EXERCISE DESCRIPTION
Across all the lines below, how many contain the string "фонда"? Please reply with the number only.

EXTRACTED MATERIAL
:::

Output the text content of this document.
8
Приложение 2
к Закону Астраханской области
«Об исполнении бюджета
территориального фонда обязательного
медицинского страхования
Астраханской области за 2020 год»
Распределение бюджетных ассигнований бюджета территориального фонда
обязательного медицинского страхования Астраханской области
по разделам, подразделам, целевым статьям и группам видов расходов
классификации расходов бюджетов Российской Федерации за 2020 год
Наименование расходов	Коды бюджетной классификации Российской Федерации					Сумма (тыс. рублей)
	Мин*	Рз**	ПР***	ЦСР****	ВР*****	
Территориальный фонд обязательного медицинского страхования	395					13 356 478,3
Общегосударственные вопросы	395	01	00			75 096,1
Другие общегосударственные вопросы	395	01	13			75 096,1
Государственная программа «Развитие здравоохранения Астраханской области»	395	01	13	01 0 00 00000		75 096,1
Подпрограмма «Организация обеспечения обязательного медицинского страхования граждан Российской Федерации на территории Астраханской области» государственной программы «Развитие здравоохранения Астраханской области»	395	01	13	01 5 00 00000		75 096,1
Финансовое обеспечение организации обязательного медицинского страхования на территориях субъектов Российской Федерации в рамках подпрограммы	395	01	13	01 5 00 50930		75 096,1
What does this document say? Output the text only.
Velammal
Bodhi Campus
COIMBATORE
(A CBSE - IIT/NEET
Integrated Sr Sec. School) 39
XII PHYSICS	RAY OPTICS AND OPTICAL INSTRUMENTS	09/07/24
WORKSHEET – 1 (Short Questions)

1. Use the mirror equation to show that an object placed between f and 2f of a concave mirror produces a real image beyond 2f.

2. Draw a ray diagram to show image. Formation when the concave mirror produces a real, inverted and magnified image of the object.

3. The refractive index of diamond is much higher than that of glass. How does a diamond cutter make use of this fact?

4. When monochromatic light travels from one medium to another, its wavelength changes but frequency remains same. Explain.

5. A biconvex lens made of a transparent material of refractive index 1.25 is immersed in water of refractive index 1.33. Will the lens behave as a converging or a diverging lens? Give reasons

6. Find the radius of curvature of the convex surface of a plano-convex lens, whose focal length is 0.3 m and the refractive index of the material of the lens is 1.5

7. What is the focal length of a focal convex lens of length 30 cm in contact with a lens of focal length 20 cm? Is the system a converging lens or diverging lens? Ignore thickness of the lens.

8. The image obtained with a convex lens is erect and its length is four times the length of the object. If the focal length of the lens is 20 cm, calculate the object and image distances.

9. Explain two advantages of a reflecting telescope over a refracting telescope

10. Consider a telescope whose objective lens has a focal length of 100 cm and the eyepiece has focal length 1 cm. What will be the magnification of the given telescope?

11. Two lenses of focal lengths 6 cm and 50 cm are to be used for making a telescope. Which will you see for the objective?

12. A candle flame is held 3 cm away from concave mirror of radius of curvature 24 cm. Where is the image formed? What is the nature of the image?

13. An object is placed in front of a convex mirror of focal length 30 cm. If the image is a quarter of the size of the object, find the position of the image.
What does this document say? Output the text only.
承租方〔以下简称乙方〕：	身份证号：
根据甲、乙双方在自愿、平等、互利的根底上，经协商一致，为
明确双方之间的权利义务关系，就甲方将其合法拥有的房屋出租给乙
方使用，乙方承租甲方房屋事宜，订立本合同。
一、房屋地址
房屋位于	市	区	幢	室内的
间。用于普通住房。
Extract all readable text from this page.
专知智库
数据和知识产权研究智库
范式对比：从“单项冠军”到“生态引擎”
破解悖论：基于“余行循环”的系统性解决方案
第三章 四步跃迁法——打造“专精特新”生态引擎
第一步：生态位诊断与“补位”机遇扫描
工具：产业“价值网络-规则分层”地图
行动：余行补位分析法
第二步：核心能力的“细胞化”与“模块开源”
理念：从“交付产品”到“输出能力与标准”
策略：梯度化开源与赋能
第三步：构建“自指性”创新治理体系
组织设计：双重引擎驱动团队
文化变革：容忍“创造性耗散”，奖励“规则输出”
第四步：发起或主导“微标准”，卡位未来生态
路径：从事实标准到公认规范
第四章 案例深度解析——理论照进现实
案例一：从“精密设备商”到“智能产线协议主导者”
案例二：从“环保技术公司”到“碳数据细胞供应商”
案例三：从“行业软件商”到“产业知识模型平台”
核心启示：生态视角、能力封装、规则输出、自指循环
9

:::

IN RESPONSE
2